**Written task**
Read the records below. Copy each line where the string "last" occurs.

Stored data:
>> BEGIN

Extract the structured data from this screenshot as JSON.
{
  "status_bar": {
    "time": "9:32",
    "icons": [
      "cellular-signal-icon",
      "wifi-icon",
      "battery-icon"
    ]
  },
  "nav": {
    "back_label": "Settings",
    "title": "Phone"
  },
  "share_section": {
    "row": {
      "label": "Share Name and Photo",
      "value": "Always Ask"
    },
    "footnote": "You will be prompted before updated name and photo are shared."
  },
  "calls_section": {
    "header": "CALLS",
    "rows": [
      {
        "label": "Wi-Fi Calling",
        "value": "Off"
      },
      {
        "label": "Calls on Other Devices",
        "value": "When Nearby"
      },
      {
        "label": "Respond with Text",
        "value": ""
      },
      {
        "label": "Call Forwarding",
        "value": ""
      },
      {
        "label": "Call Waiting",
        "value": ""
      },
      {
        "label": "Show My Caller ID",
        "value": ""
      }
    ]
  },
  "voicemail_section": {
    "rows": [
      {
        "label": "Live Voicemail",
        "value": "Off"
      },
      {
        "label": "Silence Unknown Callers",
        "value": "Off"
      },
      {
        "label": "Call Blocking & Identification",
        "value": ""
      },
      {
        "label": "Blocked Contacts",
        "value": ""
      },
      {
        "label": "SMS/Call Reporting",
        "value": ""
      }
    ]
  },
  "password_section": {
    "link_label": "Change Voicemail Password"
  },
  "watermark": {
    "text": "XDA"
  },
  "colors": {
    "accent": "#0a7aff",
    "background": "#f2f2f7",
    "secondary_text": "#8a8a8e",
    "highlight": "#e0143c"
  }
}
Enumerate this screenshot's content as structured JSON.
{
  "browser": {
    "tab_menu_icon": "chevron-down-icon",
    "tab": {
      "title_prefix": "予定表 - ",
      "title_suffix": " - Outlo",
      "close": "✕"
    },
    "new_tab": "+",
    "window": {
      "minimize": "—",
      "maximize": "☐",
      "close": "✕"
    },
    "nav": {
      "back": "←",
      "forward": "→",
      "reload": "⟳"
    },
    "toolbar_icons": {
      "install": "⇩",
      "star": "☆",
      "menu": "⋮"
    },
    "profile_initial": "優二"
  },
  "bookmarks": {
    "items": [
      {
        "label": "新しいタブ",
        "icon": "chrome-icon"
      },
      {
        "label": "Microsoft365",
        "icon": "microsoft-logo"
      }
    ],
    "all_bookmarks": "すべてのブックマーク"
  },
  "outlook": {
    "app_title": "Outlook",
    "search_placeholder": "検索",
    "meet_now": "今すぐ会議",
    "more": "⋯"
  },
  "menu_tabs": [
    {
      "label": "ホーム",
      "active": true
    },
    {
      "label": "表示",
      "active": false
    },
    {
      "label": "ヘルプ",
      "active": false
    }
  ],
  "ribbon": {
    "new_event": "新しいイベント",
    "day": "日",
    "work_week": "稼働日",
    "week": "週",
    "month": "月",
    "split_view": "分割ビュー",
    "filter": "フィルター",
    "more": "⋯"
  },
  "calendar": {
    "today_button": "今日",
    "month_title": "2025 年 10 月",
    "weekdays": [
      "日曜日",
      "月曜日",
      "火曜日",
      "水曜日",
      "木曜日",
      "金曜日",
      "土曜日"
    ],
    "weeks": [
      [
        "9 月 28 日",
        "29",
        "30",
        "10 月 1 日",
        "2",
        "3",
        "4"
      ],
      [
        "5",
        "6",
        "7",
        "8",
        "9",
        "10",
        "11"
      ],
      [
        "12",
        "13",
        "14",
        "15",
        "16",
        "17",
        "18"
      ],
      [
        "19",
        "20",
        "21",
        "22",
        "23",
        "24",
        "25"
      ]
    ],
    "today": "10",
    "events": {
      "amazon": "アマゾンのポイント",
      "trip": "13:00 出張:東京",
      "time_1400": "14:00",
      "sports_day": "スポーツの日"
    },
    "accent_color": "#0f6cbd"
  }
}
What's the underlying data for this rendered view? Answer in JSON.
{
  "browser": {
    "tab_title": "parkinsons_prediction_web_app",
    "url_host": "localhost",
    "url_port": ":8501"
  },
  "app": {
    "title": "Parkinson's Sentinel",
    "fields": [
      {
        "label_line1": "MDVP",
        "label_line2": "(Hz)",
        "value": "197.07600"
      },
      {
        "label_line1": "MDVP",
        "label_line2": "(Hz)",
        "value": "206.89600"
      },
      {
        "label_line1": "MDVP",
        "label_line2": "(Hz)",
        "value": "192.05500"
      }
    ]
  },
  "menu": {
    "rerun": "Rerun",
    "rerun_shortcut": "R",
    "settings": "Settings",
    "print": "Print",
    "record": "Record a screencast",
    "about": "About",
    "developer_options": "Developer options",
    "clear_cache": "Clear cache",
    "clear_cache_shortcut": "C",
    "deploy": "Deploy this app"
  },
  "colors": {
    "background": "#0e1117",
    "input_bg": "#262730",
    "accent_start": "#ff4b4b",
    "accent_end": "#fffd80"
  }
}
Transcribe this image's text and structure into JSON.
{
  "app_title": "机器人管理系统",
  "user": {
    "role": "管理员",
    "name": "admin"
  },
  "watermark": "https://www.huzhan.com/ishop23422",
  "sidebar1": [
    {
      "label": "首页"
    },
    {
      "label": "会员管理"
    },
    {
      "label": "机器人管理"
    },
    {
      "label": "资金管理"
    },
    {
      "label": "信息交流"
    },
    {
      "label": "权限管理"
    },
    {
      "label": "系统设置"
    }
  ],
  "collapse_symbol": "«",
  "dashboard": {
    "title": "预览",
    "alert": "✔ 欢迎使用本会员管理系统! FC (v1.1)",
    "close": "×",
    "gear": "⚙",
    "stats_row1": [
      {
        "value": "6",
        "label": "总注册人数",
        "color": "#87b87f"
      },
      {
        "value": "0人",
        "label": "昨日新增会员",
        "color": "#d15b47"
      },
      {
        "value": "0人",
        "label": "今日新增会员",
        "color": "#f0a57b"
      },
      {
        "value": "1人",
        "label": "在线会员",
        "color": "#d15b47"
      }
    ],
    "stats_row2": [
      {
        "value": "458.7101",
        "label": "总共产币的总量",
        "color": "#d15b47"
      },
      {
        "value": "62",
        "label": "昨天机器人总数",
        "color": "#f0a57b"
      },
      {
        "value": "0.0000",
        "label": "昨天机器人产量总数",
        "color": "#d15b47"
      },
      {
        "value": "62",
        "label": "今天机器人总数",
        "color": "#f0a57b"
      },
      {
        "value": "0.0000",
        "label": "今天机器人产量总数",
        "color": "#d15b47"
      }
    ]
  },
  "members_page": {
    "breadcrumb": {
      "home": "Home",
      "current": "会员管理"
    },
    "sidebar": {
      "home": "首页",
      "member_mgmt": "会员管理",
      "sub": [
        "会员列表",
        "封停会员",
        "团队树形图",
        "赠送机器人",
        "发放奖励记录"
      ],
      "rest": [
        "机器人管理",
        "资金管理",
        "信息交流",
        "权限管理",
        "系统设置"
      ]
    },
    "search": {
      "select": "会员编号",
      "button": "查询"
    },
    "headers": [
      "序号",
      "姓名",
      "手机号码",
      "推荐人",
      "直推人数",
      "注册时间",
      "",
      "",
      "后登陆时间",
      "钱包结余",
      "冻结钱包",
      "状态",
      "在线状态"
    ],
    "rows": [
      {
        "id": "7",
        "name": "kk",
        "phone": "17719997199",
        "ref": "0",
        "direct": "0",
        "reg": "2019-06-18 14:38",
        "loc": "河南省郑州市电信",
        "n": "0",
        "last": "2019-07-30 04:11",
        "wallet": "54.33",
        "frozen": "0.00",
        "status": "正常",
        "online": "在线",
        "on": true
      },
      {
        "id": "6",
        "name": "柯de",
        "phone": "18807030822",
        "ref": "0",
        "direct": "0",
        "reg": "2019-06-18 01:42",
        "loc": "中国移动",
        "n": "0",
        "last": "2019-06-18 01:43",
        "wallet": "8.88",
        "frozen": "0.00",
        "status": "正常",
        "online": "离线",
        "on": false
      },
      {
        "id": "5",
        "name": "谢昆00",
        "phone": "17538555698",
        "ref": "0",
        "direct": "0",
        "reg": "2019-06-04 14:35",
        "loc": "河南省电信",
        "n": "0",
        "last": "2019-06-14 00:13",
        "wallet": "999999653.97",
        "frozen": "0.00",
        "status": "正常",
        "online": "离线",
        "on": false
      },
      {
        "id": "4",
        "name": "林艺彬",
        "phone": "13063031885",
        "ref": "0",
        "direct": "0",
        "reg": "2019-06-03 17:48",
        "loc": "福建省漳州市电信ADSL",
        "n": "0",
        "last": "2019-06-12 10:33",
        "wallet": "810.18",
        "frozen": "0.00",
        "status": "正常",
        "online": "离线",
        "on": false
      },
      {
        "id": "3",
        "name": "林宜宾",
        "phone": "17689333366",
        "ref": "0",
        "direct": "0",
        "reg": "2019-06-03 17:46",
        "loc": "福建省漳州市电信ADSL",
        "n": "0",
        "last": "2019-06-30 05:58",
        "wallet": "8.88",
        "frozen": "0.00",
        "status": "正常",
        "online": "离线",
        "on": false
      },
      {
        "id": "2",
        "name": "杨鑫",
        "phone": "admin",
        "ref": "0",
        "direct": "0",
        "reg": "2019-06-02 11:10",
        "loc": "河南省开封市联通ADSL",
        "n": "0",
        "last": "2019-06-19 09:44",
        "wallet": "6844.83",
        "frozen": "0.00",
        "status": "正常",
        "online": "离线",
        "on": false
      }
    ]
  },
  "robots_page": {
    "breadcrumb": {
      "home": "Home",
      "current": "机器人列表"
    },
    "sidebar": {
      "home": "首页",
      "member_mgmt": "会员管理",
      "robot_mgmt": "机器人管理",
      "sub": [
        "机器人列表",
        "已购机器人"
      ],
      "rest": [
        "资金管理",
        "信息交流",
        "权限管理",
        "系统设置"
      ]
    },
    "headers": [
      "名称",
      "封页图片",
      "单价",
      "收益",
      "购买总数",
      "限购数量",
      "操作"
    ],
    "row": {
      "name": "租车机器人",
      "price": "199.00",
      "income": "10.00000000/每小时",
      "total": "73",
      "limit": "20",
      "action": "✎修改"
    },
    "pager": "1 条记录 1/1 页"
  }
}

>> END

**Result of this exercise**
        "last": "2019-07-30 04:11",
        "last": "2019-06-18 01:43",
        "last": "2019-06-14 00:13",
        "last": "2019-06-12 10:33",
        "last": "2019-06-30 05:58",
        "last": "2019-06-19 09:44",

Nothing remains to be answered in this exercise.